Set problem: Show every line containing "Fece" by copying it.

Given data:

****

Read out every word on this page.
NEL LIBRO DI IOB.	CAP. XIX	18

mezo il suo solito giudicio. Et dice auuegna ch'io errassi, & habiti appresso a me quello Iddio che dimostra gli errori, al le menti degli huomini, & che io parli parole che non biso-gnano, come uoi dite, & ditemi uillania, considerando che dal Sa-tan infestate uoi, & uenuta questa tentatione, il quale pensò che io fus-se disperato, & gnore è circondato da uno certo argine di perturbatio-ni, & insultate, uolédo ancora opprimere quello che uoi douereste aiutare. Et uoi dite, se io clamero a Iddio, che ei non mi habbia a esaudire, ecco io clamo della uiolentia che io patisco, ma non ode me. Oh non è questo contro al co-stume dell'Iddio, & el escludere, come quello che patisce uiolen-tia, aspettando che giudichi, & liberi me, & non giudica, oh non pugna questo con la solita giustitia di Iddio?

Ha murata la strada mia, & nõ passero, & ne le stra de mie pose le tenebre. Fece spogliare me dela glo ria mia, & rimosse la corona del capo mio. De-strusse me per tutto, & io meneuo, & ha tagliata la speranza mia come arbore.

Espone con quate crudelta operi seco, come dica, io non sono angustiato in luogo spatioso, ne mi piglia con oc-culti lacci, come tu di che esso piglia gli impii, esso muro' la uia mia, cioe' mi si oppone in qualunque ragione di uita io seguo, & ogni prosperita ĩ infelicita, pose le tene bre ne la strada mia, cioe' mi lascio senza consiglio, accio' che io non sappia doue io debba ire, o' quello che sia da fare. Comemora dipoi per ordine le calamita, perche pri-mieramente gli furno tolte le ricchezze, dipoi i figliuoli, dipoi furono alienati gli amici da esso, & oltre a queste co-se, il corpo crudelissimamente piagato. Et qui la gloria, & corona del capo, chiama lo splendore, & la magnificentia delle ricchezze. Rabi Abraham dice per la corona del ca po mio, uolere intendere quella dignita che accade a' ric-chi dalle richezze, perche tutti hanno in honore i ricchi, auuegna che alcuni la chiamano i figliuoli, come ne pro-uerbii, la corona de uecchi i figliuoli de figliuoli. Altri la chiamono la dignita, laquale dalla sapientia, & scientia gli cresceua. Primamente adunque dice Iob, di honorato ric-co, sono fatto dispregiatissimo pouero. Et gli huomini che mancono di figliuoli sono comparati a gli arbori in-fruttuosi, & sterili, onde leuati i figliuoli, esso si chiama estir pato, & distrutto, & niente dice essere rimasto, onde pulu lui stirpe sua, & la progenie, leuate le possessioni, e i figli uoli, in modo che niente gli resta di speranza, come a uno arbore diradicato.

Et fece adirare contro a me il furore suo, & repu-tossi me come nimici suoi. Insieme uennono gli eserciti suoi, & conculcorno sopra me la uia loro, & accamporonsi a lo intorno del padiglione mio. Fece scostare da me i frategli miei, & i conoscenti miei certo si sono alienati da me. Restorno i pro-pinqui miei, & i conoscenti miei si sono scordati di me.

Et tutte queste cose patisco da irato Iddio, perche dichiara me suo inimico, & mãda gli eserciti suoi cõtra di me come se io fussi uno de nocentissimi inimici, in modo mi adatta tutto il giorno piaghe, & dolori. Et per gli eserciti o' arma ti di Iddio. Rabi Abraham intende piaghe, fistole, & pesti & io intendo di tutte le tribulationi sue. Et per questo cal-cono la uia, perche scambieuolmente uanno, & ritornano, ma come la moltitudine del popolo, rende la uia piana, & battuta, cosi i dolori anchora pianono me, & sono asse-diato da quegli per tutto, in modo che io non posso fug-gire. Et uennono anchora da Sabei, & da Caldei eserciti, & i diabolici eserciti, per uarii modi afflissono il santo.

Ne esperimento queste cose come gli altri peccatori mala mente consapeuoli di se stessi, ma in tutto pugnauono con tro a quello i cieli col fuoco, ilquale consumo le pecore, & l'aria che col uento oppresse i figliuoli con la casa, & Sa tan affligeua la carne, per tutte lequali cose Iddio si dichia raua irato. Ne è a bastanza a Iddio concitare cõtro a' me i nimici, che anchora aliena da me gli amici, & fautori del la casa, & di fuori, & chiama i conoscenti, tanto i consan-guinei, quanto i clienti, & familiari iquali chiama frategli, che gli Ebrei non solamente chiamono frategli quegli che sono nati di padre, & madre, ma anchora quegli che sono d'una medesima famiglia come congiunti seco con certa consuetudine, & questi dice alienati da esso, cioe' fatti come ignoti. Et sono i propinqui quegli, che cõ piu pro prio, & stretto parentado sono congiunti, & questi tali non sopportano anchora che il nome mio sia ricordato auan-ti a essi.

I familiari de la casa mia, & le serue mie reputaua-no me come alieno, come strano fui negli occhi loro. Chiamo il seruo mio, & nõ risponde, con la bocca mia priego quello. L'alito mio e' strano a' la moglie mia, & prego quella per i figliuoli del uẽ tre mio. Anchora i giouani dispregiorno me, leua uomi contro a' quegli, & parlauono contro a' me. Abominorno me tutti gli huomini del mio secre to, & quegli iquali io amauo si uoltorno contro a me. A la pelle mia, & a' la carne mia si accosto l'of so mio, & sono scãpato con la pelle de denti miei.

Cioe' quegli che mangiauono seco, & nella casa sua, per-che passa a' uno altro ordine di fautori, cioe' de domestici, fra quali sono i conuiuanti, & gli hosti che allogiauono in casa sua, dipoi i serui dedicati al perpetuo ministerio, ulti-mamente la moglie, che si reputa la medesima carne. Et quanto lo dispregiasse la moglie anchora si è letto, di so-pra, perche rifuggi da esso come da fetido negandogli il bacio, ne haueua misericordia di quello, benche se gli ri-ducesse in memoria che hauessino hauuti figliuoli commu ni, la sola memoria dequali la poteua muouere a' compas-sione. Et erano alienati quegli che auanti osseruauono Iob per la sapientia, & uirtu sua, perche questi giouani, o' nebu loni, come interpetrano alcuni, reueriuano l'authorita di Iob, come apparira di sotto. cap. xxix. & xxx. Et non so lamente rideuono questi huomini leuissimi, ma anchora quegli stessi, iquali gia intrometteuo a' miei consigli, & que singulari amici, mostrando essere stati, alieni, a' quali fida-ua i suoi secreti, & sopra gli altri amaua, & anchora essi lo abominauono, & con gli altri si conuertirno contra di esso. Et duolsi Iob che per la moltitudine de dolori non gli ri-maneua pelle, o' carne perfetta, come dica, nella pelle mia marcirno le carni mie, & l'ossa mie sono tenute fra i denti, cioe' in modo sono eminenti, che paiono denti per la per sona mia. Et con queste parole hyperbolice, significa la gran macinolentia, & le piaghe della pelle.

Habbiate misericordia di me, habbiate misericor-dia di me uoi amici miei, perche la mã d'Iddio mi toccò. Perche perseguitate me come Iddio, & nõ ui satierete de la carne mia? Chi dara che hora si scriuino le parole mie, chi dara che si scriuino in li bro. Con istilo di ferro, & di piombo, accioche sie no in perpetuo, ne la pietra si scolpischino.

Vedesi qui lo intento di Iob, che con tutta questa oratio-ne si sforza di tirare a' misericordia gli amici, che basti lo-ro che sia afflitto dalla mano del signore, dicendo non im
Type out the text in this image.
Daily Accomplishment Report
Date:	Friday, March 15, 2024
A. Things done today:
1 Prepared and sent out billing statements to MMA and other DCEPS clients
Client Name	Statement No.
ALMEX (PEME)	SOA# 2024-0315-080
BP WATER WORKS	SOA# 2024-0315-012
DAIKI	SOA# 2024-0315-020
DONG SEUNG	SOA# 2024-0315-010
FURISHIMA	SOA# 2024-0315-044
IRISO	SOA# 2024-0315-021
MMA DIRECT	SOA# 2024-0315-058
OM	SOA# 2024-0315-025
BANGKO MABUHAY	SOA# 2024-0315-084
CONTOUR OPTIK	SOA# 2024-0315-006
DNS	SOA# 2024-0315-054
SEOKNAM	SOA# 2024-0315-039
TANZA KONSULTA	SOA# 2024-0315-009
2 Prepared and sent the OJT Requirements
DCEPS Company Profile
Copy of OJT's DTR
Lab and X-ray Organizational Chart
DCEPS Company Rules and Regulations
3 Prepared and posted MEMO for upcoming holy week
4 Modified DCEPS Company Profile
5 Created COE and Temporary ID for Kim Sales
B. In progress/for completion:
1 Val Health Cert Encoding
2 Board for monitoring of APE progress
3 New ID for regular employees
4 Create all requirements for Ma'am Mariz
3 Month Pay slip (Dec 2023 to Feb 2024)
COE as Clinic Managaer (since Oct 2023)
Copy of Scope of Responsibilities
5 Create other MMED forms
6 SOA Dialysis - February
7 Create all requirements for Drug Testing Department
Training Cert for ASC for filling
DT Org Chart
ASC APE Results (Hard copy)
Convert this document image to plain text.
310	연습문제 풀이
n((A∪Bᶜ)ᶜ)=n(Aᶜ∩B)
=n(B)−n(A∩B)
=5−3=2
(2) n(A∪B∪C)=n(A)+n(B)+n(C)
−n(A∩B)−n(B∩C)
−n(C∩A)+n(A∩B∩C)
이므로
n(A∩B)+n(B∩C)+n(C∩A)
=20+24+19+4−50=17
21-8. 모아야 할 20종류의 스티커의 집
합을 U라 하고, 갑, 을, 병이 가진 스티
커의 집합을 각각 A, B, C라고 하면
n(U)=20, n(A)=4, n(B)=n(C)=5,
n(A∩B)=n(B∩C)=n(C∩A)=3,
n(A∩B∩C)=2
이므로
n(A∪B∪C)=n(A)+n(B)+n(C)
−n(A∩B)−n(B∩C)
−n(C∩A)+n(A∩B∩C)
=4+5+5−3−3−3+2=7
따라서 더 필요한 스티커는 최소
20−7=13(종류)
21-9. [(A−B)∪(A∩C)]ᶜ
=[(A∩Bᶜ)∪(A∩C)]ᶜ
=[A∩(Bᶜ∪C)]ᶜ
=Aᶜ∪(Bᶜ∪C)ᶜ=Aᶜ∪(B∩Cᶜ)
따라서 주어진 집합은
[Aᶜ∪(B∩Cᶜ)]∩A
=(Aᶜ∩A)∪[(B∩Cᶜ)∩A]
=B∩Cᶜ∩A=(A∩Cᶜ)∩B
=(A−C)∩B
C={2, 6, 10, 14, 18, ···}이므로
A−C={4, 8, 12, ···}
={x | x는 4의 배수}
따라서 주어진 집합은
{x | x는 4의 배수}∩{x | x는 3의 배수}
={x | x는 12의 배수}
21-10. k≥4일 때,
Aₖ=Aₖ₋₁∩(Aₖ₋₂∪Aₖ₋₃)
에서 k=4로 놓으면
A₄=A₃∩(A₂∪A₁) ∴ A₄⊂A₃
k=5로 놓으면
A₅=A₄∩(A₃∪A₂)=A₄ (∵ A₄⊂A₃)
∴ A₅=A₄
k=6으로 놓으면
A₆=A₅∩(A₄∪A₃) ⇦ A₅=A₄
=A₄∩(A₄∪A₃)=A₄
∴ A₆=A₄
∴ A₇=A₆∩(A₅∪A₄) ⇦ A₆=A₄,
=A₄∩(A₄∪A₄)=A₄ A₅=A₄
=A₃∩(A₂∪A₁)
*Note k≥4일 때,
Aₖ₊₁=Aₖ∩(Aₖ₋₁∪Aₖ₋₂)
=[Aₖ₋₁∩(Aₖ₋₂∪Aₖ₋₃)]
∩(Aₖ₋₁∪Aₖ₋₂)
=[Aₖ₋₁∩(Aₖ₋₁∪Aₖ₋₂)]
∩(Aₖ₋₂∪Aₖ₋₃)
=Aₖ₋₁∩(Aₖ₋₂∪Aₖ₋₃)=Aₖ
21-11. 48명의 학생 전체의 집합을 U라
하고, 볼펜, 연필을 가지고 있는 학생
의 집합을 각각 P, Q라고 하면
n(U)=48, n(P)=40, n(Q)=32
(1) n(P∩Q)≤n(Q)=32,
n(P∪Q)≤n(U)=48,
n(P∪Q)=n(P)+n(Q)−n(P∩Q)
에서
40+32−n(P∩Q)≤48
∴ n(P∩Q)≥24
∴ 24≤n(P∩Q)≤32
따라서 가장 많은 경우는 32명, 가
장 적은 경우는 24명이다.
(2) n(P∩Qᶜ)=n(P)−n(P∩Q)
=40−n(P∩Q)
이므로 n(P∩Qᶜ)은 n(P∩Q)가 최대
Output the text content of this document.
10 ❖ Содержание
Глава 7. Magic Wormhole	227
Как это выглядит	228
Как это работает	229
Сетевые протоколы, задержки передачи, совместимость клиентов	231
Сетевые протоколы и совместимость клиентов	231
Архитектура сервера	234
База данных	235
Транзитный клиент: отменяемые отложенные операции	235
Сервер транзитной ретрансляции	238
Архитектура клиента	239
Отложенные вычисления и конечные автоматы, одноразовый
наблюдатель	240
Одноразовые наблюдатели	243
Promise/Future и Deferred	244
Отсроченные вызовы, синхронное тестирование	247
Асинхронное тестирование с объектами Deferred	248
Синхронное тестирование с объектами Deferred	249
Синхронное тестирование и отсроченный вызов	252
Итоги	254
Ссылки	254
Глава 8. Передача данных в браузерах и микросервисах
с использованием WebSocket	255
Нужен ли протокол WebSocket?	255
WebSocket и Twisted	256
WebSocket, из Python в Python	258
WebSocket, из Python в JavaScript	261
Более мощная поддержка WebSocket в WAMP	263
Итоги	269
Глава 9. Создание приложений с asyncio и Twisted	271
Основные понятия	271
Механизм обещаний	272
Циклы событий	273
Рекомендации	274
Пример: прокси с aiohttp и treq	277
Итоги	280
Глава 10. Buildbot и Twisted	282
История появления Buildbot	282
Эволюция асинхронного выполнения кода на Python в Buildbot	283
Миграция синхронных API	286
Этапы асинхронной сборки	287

****

Exercise result:
Ha murata la strada mia, & nõ passero, & ne le stra de mie pose le tenebre. Fece spogliare me dela glo ria mia, & rimosse la corona del capo mio. De-strusse me per tutto, & io meneuo, & ha tagliata la speranza mia come arbore.
Et fece adirare contro a me il furore suo, & repu-tossi me come nimici suoi. Insieme uennono gli eserciti suoi, & conculcorno sopra me la uia loro, & accamporonsi a lo intorno del padiglione mio. Fece scostare da me i frategli miei, & i conoscenti miei certo si sono alienati da me. Restorno i pro-pinqui miei, & i conoscenti miei si sono scordati di me.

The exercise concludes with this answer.